Your task: Restate the entries below verbatim.

Dataset content:
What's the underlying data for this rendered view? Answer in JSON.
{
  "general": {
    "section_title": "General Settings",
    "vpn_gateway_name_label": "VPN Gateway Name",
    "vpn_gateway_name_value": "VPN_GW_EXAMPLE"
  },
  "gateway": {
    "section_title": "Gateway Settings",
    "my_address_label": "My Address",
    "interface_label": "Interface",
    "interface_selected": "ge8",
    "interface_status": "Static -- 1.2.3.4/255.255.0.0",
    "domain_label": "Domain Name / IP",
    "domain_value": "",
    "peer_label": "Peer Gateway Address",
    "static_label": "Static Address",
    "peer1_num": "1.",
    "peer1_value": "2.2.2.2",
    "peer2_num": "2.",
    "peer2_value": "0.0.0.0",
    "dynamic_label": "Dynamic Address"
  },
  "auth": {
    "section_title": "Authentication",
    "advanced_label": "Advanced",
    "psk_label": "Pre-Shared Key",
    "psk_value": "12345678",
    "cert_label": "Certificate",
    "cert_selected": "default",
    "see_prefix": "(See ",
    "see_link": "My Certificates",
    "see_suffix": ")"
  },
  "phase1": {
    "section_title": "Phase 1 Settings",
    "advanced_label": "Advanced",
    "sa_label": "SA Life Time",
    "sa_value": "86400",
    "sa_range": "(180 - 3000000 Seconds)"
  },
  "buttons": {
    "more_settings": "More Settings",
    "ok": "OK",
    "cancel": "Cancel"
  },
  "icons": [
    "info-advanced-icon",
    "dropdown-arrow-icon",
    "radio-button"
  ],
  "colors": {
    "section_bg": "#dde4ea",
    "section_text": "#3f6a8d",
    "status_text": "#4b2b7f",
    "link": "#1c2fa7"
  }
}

Answer to the exercise:
What's the underlying data for this rendered view? Answer in JSON.
{
  "general": {
    "section_title": "General Settings",
    "vpn_gateway_name_label": "VPN Gateway Name",
    "vpn_gateway_name_value": "VPN_GW_EXAMPLE"
  },
  "gateway": {
    "section_title": "Gateway Settings",
    "my_address_label": "My Address",
    "interface_label": "Interface",
    "interface_selected": "ge8",
    "interface_status": "Static -- 1.2.3.4/255.255.0.0",
    "domain_label": "Domain Name / IP",
    "domain_value": "",
    "peer_label": "Peer Gateway Address",
    "static_label": "Static Address",
    "peer1_num": "1.",
    "peer1_value": "2.2.2.2",
    "peer2_num": "2.",
    "peer2_value": "0.0.0.0",
    "dynamic_label": "Dynamic Address"
  },
  "auth": {
    "section_title": "Authentication",
    "advanced_label": "Advanced",
    "psk_label": "Pre-Shared Key",
    "psk_value": "12345678",
    "cert_label": "Certificate",
    "cert_selected": "default",
    "see_prefix": "(See ",
    "see_link": "My Certificates",
    "see_suffix": ")"
  },
  "phase1": {
    "section_title": "Phase 1 Settings",
    "advanced_label": "Advanced",
    "sa_label": "SA Life Time",
    "sa_value": "86400",
    "sa_range": "(180 - 3000000 Seconds)"
  },
  "buttons": {
    "more_settings": "More Settings",
    "ok": "OK",
    "cancel": "Cancel"
  },
  "icons": [
    "info-advanced-icon",
    "dropdown-arrow-icon",
    "radio-button"
  ],
  "colors": {
    "section_bg": "#dde4ea",
    "section_text": "#3f6a8d",
    "status_text": "#4b2b7f",
    "link": "#1c2fa7"
  }
}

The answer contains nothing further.